START
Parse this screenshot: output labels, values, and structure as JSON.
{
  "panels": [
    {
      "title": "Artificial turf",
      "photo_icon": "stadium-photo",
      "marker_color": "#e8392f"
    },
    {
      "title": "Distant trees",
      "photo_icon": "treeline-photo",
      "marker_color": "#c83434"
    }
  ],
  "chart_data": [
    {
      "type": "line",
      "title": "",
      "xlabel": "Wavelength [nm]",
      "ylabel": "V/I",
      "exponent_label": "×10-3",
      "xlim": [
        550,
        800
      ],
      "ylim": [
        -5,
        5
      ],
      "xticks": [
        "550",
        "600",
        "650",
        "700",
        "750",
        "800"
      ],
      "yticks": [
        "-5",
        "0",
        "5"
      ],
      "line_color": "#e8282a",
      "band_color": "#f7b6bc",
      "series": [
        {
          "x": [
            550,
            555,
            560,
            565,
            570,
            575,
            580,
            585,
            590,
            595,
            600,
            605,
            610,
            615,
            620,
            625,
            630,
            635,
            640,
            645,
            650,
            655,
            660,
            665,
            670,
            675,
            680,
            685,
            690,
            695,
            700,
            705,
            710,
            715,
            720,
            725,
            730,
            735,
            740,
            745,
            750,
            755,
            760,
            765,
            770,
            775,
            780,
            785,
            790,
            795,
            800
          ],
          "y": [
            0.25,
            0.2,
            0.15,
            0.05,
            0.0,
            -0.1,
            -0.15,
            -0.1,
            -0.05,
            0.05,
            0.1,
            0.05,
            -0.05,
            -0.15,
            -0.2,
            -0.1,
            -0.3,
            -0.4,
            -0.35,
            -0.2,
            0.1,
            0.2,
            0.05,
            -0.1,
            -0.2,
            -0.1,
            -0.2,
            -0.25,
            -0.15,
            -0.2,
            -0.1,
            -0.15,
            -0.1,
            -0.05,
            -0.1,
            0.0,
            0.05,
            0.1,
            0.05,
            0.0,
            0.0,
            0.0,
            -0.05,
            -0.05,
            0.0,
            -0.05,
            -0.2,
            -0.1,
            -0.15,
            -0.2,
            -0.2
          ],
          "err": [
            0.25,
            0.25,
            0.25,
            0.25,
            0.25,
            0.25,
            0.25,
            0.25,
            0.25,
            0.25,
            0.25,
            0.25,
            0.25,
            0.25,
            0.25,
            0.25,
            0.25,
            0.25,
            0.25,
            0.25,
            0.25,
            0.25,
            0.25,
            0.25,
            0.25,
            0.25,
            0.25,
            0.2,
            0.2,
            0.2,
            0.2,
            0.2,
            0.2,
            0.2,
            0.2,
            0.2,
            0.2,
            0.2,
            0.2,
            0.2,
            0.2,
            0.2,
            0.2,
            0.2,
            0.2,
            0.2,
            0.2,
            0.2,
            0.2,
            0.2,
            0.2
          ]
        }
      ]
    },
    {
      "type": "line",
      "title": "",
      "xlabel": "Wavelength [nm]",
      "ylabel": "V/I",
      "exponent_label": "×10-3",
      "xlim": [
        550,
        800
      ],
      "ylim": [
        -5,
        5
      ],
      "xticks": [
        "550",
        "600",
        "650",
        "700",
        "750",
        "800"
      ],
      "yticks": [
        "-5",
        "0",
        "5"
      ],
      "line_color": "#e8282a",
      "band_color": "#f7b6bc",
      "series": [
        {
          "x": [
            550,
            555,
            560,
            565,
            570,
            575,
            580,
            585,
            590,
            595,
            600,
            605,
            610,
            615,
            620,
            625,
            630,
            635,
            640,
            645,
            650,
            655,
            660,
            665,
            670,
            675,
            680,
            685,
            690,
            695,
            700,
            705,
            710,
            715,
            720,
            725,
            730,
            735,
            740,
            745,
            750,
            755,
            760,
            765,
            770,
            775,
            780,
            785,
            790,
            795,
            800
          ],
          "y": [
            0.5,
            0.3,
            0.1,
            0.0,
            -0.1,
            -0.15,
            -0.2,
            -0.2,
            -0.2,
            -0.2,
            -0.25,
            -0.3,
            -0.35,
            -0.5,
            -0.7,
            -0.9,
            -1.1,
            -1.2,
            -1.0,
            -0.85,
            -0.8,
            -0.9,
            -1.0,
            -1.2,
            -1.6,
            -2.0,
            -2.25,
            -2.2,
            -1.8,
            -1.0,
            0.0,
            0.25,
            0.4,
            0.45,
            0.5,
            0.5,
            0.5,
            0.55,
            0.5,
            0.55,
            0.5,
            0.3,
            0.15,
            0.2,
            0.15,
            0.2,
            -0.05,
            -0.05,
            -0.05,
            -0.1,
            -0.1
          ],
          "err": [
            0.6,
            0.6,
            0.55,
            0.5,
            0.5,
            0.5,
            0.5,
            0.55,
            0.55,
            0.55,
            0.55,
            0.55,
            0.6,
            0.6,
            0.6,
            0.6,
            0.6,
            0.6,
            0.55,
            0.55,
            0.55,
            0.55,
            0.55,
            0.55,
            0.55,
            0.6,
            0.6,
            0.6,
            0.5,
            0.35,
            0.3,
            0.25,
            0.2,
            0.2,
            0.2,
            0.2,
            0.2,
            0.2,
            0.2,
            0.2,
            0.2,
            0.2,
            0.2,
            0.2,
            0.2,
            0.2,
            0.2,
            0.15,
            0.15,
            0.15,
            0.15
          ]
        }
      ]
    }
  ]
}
END
Nothing may be left out: return each entry exactly as it reads.

Parse this screenshot: output labels, values, and structure as JSON.
{
  "panels": [
    {
      "title": "Artificial turf",
      "photo_icon": "stadium-photo",
      "marker_color": "#e8392f"
    },
    {
      "title": "Distant trees",
      "photo_icon": "treeline-photo",
      "marker_color": "#c83434"
    }
  ],
  "chart_data": [
    {
      "type": "line",
      "title": "",
      "xlabel": "Wavelength [nm]",
      "ylabel": "V/I",
      "exponent_label": "×10-3",
      "xlim": [
        550,
        800
      ],
      "ylim": [
        -5,
        5
      ],
      "xticks": [
        "550",
        "600",
        "650",
        "700",
        "750",
        "800"
      ],
      "yticks": [
        "-5",
        "0",
        "5"
      ],
      "line_color": "#e8282a",
      "band_color": "#f7b6bc",
      "series": [
        {
          "x": [
            550,
            555,
            560,
            565,
            570,
            575,
            580,
            585,
            590,
            595,
            600,
            605,
            610,
            615,
            620,
            625,
            630,
            635,
            640,
            645,
            650,
            655,
            660,
            665,
            670,
            675,
            680,
            685,
            690,
            695,
            700,
            705,
            710,
            715,
            720,
            725,
            730,
            735,
            740,
            745,
            750,
            755,
            760,
            765,
            770,
            775,
            780,
            785,
            790,
            795,
            800
          ],
          "y": [
            0.25,
            0.2,
            0.15,
            0.05,
            0.0,
            -0.1,
            -0.15,
            -0.1,
            -0.05,
            0.05,
            0.1,
            0.05,
            -0.05,
            -0.15,
            -0.2,
            -0.1,
            -0.3,
            -0.4,
            -0.35,
            -0.2,
            0.1,
            0.2,
            0.05,
            -0.1,
            -0.2,
            -0.1,
            -0.2,
            -0.25,
            -0.15,
            -0.2,
            -0.1,
            -0.15,
            -0.1,
            -0.05,
            -0.1,
            0.0,
            0.05,
            0.1,
            0.05,
            0.0,
            0.0,
            0.0,
            -0.05,
            -0.05,
            0.0,
            -0.05,
            -0.2,
            -0.1,
            -0.15,
            -0.2,
            -0.2
          ],
          "err": [
            0.25,
            0.25,
            0.25,
            0.25,
            0.25,
            0.25,
            0.25,
            0.25,
            0.25,
            0.25,
            0.25,
            0.25,
            0.25,
            0.25,
            0.25,
            0.25,
            0.25,
            0.25,
            0.25,
            0.25,
            0.25,
            0.25,
            0.25,
            0.25,
            0.25,
            0.25,
            0.25,
            0.2,
            0.2,
            0.2,
            0.2,
            0.2,
            0.2,
            0.2,
            0.2,
            0.2,
            0.2,
            0.2,
            0.2,
            0.2,
            0.2,
            0.2,
            0.2,
            0.2,
            0.2,
            0.2,
            0.2,
            0.2,
            0.2,
            0.2,
            0.2
          ]
        }
      ]
    },
    {
      "type": "line",
      "title": "",
      "xlabel": "Wavelength [nm]",
      "ylabel": "V/I",
      "exponent_label": "×10-3",
      "xlim": [
        550,
        800
      ],
      "ylim": [
        -5,
        5
      ],
      "xticks": [
        "550",
        "600",
        "650",
        "700",
        "750",
        "800"
      ],
      "yticks": [
        "-5",
        "0",
        "5"
      ],
      "line_color": "#e8282a",
      "band_color": "#f7b6bc",
      "series": [
        {
          "x": [
            550,
            555,
            560,
            565,
            570,
            575,
            580,
            585,
            590,
            595,
            600,
            605,
            610,
            615,
            620,
            625,
            630,
            635,
            640,
            645,
            650,
            655,
            660,
            665,
            670,
            675,
            680,
            685,
            690,
            695,
            700,
            705,
            710,
            715,
            720,
            725,
            730,
            735,
            740,
            745,
            750,
            755,
            760,
            765,
            770,
            775,
            780,
            785,
            790,
            795,
            800
          ],
          "y": [
            0.5,
            0.3,
            0.1,
            0.0,
            -0.1,
            -0.15,
            -0.2,
            -0.2,
            -0.2,
            -0.2,
            -0.25,
            -0.3,
            -0.35,
            -0.5,
            -0.7,
            -0.9,
            -1.1,
            -1.2,
            -1.0,
            -0.85,
            -0.8,
            -0.9,
            -1.0,
            -1.2,
            -1.6,
            -2.0,
            -2.25,
            -2.2,
            -1.8,
            -1.0,
            0.0,
            0.25,
            0.4,
            0.45,
            0.5,
            0.5,
            0.5,
            0.55,
            0.5,
            0.55,
            0.5,
            0.3,
            0.15,
            0.2,
            0.15,
            0.2,
            -0.05,
            -0.05,
            -0.05,
            -0.1,
            -0.1
          ],
          "err": [
            0.6,
            0.6,
            0.55,
            0.5,
            0.5,
            0.5,
            0.5,
            0.55,
            0.55,
            0.55,
            0.55,
            0.55,
            0.6,
            0.6,
            0.6,
            0.6,
            0.6,
            0.6,
            0.55,
            0.55,
            0.55,
            0.55,
            0.55,
            0.55,
            0.55,
            0.6,
            0.6,
            0.6,
            0.5,
            0.35,
            0.3,
            0.25,
            0.2,
            0.2,
            0.2,
            0.2,
            0.2,
            0.2,
            0.2,
            0.2,
            0.2,
            0.2,
            0.2,
            0.2,
            0.2,
            0.2,
            0.2,
            0.15,
            0.15,
            0.15,
            0.15
          ]
        }
      ]
    }
  ]
}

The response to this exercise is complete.